Saved data entries
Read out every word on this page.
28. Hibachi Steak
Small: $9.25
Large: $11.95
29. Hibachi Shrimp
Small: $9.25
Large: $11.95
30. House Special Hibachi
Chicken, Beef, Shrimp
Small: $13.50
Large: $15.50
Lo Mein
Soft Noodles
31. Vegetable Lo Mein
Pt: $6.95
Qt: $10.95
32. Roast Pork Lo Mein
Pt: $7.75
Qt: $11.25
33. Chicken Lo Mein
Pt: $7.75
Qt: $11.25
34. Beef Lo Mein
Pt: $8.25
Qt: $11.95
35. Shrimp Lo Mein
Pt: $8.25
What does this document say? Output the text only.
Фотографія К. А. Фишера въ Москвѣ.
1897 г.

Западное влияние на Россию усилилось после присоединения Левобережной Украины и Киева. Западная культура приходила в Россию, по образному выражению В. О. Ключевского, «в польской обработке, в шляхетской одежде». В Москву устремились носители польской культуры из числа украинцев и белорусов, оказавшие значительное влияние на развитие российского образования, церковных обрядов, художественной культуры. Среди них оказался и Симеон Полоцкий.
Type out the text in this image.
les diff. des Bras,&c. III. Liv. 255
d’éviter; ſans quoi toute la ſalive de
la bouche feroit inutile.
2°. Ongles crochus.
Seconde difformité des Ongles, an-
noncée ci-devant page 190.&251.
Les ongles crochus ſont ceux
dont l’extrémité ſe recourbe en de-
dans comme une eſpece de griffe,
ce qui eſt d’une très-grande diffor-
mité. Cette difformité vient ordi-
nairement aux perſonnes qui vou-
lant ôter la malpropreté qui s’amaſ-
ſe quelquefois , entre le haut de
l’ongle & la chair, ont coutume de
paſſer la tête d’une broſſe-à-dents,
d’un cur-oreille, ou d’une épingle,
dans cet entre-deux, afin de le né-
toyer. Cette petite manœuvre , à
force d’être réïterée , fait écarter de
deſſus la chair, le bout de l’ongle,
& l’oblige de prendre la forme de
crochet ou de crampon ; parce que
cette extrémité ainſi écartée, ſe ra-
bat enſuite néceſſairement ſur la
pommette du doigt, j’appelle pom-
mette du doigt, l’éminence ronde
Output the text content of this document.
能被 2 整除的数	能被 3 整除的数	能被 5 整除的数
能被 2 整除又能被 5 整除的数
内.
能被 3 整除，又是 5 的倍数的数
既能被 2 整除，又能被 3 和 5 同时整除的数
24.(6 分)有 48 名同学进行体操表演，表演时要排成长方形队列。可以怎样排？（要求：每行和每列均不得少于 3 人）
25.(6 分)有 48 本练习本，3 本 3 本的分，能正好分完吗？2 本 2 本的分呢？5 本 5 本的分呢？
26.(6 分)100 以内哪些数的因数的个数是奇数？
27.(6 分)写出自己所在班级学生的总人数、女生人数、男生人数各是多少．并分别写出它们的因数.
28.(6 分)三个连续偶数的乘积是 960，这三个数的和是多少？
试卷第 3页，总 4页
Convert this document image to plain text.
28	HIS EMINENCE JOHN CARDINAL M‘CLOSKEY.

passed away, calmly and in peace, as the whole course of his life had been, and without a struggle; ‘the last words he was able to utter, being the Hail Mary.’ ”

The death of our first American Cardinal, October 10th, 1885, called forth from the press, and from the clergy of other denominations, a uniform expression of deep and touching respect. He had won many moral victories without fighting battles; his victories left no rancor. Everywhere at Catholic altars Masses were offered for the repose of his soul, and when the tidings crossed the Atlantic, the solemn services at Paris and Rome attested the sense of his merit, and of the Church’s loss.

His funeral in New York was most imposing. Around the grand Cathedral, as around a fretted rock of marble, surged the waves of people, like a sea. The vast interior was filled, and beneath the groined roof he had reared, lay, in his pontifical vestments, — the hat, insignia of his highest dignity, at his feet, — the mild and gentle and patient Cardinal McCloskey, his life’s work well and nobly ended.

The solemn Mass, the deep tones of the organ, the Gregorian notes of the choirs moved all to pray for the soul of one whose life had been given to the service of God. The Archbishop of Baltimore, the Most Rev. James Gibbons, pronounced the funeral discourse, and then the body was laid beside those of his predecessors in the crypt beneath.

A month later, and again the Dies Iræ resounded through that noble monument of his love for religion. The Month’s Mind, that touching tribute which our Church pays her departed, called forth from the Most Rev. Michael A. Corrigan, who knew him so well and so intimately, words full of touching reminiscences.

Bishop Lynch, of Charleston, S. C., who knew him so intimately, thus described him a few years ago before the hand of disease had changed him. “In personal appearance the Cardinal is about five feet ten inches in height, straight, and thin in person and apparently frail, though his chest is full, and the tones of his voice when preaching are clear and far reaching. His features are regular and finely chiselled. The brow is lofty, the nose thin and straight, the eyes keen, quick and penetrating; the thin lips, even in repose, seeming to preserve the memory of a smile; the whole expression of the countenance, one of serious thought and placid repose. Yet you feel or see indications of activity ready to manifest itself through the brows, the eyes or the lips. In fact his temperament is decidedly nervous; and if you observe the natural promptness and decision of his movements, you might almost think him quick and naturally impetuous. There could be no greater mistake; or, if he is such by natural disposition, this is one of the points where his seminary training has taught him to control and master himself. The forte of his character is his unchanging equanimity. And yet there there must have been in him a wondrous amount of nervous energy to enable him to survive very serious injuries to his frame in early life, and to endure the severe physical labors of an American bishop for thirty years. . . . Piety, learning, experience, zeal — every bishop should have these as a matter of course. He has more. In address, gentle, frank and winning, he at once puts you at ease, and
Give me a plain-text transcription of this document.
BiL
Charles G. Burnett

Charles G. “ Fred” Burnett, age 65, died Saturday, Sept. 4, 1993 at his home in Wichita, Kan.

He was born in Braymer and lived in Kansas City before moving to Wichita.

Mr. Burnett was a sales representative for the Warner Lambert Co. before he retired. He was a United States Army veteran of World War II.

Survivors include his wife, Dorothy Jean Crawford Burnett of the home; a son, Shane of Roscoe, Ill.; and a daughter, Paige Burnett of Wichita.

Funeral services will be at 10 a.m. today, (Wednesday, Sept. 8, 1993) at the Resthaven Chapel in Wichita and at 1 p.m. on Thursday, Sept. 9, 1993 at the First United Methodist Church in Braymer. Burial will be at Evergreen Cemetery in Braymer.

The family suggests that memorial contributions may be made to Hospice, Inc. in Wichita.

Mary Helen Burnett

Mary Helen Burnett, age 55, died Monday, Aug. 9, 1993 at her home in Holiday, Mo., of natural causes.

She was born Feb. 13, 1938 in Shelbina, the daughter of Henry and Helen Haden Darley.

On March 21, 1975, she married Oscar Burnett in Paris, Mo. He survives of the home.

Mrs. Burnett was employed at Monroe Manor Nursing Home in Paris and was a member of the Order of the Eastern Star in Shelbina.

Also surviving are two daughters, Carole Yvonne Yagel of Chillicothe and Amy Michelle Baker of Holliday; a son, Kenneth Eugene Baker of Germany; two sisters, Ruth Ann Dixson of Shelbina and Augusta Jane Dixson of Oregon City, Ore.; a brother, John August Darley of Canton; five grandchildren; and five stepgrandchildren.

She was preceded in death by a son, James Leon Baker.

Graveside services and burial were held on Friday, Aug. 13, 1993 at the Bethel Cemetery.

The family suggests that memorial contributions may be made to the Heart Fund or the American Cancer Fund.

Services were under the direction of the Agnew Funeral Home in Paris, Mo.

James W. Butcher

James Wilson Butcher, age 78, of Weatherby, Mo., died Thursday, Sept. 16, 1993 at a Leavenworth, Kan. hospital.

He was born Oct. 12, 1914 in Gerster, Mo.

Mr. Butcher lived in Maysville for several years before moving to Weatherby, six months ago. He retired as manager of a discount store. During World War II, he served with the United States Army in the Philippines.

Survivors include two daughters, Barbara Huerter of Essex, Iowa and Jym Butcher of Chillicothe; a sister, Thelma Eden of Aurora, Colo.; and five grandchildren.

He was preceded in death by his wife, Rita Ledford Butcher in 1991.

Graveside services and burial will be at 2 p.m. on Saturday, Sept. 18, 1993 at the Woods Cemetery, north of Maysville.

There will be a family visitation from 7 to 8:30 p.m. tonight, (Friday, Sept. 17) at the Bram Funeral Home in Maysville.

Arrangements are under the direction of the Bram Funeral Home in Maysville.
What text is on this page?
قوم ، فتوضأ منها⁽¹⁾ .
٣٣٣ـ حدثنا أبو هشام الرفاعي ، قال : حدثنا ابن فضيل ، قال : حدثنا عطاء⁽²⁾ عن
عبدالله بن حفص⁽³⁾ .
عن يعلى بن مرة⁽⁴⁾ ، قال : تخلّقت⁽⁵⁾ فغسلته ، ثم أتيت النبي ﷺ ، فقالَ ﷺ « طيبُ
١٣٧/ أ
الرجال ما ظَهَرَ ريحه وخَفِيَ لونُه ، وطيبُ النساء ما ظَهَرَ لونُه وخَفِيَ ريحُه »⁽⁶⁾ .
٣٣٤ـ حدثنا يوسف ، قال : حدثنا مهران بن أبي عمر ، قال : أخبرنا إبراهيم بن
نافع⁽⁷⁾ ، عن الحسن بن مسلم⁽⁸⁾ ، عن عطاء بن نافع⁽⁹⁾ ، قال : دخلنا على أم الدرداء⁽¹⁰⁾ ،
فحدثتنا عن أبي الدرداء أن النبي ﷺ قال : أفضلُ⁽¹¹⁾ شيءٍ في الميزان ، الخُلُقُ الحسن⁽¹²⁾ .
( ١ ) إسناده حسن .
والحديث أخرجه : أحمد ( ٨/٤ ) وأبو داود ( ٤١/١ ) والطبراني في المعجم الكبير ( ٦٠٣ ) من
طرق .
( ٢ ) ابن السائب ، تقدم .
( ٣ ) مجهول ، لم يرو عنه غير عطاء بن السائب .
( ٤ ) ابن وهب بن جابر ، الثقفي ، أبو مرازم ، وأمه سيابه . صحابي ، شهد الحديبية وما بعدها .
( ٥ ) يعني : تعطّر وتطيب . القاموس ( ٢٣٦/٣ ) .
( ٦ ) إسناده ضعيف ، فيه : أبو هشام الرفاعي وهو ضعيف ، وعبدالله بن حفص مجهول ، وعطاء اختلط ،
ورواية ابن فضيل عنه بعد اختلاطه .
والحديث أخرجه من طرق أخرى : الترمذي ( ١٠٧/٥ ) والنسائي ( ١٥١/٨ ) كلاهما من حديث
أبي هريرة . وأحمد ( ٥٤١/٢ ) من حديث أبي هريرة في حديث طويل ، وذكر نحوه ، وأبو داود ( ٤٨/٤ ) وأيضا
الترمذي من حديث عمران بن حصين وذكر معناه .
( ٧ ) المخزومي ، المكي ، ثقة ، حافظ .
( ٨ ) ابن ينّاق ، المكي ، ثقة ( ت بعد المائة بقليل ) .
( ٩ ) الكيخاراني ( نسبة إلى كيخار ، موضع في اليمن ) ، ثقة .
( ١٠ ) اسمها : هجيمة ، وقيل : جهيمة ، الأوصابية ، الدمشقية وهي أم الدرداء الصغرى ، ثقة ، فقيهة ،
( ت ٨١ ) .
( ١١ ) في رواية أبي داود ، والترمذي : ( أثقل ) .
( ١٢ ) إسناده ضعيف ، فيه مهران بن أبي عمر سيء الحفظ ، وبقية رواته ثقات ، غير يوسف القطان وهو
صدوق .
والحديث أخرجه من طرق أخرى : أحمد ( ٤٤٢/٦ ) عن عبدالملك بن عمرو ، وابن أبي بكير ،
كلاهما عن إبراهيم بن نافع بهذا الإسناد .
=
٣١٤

### Instructions to follow
Take every line from the data above that holds "image" and copy it out.

### Written response
Type out the text in this image.
Convert this document image to plain text.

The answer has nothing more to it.